Brief —
Every record should be repeated exactly, except that pictures are left out.

[Dataset records]
####

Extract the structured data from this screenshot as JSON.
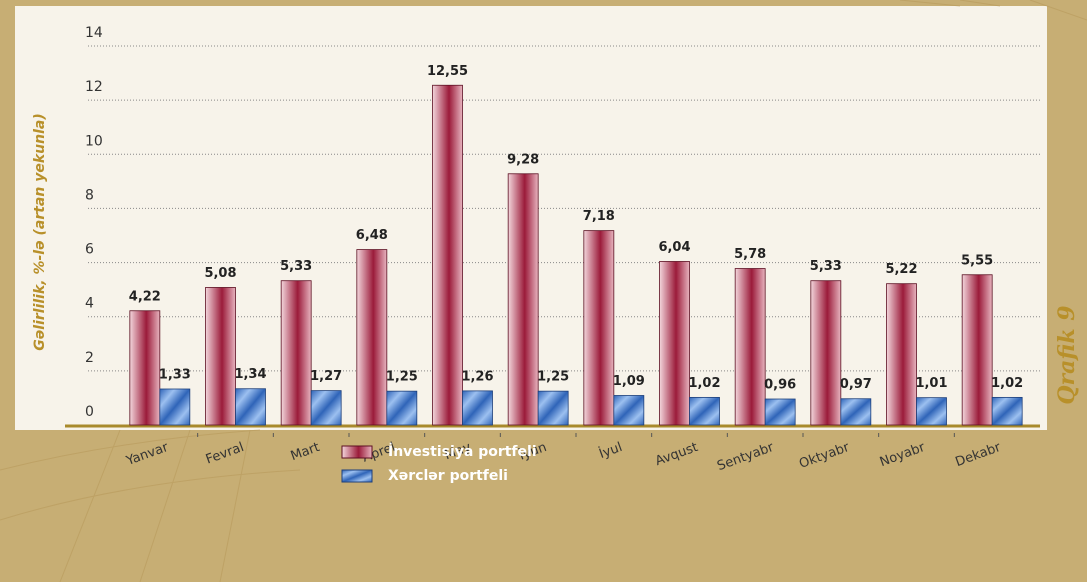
{
  "chart_data": {
    "type": "bar",
    "y_label": "Gəlirlilik, %-lə (artan yekunla)",
    "figure_label": "Qrafik 9",
    "categories": [
      "Yanvar",
      "Fevral",
      "Mart",
      "Aprel",
      "May",
      "İyun",
      "İyul",
      "Avqust",
      "Sentyabr",
      "Oktyabr",
      "Noyabr",
      "Dekabr"
    ],
    "series": [
      {
        "name": "İnvestisiya portfeli",
        "color": "#9b1b3a",
        "values": [
          4.22,
          5.08,
          5.33,
          6.48,
          12.55,
          9.28,
          7.18,
          6.04,
          5.78,
          5.33,
          5.22,
          5.55
        ],
        "value_labels": [
          "4,22",
          "5,08",
          "5,33",
          "6,48",
          "12,55",
          "9,28",
          "7,18",
          "6,04",
          "5,78",
          "5,33",
          "5,22",
          "5,55"
        ]
      },
      {
        "name": "Xərclər portfeli",
        "color": "#2f64b8",
        "values": [
          1.33,
          1.34,
          1.27,
          1.25,
          1.26,
          1.25,
          1.09,
          1.02,
          0.96,
          0.97,
          1.01,
          1.02
        ],
        "value_labels": [
          "1,33",
          "1,34",
          "1,27",
          "1,25",
          "1,26",
          "1,25",
          "1,09",
          "1,02",
          "0,96",
          "0,97",
          "1,01",
          "1,02"
        ]
      }
    ],
    "ylim": [
      0,
      14
    ],
    "yticks": [
      0,
      2,
      4,
      6,
      8,
      10,
      12,
      14
    ],
    "grid": true,
    "legend": "bottom"
  }
}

####

The solution —
Extract the structured data from this screenshot as JSON.
{
  "chart_data": {
    "type": "bar",
    "y_label": "Gəlirlilik, %-lə (artan yekunla)",
    "figure_label": "Qrafik 9",
    "categories": [
      "Yanvar",
      "Fevral",
      "Mart",
      "Aprel",
      "May",
      "İyun",
      "İyul",
      "Avqust",
      "Sentyabr",
      "Oktyabr",
      "Noyabr",
      "Dekabr"
    ],
    "series": [
      {
        "name": "İnvestisiya portfeli",
        "color": "#9b1b3a",
        "values": [
          4.22,
          5.08,
          5.33,
          6.48,
          12.55,
          9.28,
          7.18,
          6.04,
          5.78,
          5.33,
          5.22,
          5.55
        ],
        "value_labels": [
          "4,22",
          "5,08",
          "5,33",
          "6,48",
          "12,55",
          "9,28",
          "7,18",
          "6,04",
          "5,78",
          "5,33",
          "5,22",
          "5,55"
        ]
      },
      {
        "name": "Xərclər portfeli",
        "color": "#2f64b8",
        "values": [
          1.33,
          1.34,
          1.27,
          1.25,
          1.26,
          1.25,
          1.09,
          1.02,
          0.96,
          0.97,
          1.01,
          1.02
        ],
        "value_labels": [
          "1,33",
          "1,34",
          "1,27",
          "1,25",
          "1,26",
          "1,25",
          "1,09",
          "1,02",
          "0,96",
          "0,97",
          "1,01",
          "1,02"
        ]
      }
    ],
    "ylim": [
      0,
      14
    ],
    "yticks": [
      0,
      2,
      4,
      6,
      8,
      10,
      12,
      14
    ],
    "grid": true,
    "legend": "bottom"
  }
}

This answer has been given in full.